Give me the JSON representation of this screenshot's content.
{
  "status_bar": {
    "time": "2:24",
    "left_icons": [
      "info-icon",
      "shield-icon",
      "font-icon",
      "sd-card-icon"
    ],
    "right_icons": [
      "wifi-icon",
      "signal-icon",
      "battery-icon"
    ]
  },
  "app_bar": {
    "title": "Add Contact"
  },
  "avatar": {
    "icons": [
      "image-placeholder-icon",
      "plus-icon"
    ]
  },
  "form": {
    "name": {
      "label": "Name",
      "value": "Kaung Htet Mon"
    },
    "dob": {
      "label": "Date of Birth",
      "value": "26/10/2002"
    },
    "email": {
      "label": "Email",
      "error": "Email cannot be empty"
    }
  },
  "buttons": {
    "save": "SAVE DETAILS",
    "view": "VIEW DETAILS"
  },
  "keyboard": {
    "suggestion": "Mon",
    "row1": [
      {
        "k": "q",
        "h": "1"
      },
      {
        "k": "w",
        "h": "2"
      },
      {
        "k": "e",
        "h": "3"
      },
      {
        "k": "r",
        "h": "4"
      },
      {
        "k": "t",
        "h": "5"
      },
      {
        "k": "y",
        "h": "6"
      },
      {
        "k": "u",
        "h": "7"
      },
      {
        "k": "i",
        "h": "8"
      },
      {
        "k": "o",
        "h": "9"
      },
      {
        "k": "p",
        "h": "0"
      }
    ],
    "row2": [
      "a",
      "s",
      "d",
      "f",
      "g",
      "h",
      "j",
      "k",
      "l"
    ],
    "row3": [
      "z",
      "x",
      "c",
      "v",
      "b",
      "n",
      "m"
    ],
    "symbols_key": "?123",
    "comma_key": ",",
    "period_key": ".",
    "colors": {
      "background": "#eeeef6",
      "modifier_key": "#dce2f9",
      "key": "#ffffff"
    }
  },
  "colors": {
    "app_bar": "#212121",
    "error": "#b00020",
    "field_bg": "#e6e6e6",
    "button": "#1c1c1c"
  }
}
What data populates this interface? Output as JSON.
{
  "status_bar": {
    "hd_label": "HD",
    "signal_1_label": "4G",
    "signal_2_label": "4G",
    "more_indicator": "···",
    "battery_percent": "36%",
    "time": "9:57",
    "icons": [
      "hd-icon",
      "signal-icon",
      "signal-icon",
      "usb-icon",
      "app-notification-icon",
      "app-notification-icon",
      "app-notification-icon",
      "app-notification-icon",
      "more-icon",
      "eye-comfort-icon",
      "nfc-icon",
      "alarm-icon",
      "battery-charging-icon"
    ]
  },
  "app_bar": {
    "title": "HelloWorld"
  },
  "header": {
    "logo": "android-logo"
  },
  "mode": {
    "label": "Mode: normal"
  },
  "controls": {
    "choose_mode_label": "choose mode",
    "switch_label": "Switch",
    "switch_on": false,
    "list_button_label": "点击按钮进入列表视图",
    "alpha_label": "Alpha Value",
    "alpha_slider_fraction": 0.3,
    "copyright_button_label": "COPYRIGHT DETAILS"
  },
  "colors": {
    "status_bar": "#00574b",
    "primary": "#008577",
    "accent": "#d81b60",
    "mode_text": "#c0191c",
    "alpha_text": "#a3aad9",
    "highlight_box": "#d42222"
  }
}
══════
**What to do**
From the entries above, copy every line that holds the word "this".

**Output of the task**
Give me the JSON representation of this screenshot's content.
What data populates this interface? Output as JSON.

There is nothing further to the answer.